_THE REQUEST_
Copy every line of the data that contains the string "Sección".

Data records:
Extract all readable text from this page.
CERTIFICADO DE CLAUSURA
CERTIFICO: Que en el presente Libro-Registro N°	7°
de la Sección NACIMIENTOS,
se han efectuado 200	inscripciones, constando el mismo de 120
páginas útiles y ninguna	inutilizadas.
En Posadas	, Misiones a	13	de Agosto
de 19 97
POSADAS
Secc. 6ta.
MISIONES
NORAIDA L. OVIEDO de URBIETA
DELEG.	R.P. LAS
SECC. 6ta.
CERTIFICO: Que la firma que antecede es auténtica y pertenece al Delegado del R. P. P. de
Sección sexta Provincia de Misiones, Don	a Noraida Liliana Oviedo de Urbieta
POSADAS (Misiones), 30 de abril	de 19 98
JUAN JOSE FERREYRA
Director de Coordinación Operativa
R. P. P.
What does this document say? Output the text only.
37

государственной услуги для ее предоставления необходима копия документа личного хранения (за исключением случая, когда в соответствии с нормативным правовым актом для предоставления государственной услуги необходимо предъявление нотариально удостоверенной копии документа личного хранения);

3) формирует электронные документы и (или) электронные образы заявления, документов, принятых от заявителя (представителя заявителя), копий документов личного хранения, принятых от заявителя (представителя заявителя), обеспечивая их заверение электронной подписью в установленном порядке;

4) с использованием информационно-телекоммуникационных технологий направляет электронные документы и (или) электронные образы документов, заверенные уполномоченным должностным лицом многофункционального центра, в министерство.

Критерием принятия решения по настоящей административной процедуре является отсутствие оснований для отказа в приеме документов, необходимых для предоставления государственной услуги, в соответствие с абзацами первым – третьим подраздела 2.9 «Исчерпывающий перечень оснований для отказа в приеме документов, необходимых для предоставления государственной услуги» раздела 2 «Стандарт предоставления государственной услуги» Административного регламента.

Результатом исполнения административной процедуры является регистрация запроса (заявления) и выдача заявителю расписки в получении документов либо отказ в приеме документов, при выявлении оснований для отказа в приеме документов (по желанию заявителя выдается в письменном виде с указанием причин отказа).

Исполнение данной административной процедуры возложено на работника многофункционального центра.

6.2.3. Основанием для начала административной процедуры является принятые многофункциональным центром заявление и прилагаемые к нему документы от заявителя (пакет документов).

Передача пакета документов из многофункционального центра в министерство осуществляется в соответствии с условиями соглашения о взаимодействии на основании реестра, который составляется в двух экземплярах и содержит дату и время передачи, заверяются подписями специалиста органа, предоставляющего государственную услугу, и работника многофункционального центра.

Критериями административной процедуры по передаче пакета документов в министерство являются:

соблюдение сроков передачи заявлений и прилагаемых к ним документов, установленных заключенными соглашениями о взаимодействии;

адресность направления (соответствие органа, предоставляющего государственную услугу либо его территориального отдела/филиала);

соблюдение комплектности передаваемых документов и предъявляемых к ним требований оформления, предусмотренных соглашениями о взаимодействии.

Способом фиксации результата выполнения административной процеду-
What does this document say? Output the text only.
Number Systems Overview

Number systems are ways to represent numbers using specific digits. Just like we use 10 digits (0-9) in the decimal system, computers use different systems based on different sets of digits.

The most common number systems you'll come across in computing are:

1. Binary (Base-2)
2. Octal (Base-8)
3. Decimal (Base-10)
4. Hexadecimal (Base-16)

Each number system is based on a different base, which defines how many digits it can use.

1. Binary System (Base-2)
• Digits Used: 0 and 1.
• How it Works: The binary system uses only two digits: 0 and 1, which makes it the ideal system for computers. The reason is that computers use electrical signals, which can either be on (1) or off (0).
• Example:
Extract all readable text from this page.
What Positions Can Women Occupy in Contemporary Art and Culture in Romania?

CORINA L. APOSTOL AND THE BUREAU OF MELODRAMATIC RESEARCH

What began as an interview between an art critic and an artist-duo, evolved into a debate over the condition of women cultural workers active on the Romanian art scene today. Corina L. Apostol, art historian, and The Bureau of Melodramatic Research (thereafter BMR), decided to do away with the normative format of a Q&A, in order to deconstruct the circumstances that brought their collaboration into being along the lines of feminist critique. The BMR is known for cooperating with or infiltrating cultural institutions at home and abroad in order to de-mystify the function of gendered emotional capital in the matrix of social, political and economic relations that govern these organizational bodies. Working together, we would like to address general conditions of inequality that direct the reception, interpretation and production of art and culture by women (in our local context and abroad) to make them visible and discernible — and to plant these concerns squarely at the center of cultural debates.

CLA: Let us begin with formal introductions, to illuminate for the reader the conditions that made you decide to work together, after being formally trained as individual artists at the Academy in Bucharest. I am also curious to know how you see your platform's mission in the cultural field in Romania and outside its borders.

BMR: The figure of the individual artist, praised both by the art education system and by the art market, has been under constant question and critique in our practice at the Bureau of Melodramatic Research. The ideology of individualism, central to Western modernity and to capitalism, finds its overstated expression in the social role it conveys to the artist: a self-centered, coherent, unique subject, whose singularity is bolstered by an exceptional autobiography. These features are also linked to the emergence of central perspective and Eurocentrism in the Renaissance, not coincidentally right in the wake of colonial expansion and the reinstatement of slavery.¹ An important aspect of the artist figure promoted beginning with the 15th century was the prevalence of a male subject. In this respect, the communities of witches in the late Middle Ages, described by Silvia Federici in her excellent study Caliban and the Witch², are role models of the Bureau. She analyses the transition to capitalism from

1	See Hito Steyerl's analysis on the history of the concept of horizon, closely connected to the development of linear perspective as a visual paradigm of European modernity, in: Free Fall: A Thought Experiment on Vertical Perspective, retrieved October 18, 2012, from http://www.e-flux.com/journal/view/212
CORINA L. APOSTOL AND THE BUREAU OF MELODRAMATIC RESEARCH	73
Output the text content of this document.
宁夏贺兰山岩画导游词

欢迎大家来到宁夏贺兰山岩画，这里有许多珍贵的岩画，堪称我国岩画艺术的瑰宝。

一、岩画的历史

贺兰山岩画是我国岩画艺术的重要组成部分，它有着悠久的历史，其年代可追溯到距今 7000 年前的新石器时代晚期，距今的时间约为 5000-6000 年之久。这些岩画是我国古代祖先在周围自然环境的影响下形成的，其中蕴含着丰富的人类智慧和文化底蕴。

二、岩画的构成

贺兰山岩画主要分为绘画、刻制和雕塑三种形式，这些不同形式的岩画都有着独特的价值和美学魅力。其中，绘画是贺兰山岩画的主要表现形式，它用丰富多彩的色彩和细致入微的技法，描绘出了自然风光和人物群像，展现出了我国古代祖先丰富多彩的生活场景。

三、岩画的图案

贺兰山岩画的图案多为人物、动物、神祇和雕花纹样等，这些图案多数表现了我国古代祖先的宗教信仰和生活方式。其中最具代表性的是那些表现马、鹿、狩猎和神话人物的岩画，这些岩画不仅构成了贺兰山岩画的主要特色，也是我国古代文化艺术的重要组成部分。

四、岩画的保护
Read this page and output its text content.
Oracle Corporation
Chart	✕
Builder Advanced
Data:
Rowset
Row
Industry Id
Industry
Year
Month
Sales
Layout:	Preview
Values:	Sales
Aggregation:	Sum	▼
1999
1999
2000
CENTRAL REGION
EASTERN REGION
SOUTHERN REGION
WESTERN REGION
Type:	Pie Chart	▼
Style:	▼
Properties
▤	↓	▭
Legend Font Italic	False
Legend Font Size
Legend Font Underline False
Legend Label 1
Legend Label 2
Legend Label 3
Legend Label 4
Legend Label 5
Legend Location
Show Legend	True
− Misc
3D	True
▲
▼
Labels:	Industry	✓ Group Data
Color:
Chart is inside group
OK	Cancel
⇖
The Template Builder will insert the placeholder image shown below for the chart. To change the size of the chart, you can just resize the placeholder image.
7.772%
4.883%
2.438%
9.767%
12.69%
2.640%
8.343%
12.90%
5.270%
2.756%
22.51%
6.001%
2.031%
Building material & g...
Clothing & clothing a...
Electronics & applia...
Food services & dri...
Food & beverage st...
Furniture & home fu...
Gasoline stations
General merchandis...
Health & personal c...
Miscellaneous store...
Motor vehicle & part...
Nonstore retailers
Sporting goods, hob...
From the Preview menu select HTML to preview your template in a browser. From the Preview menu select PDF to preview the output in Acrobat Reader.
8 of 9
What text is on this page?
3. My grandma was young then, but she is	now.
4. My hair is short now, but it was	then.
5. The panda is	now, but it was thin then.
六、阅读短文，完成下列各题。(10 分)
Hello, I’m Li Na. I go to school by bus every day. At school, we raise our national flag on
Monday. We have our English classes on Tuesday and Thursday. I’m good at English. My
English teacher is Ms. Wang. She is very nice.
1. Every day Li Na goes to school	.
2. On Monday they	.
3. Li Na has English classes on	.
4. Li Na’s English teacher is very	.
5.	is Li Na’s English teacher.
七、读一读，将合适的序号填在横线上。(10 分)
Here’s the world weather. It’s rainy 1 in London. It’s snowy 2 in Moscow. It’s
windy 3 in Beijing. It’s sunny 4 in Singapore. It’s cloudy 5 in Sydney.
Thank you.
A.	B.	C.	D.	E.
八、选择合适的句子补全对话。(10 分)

_EXERCISE SOLUTION_
de la Sección NACIMIENTOS,
Sección sexta Provincia de Misiones, Don	a Noraida Liliana Oviedo de Urbieta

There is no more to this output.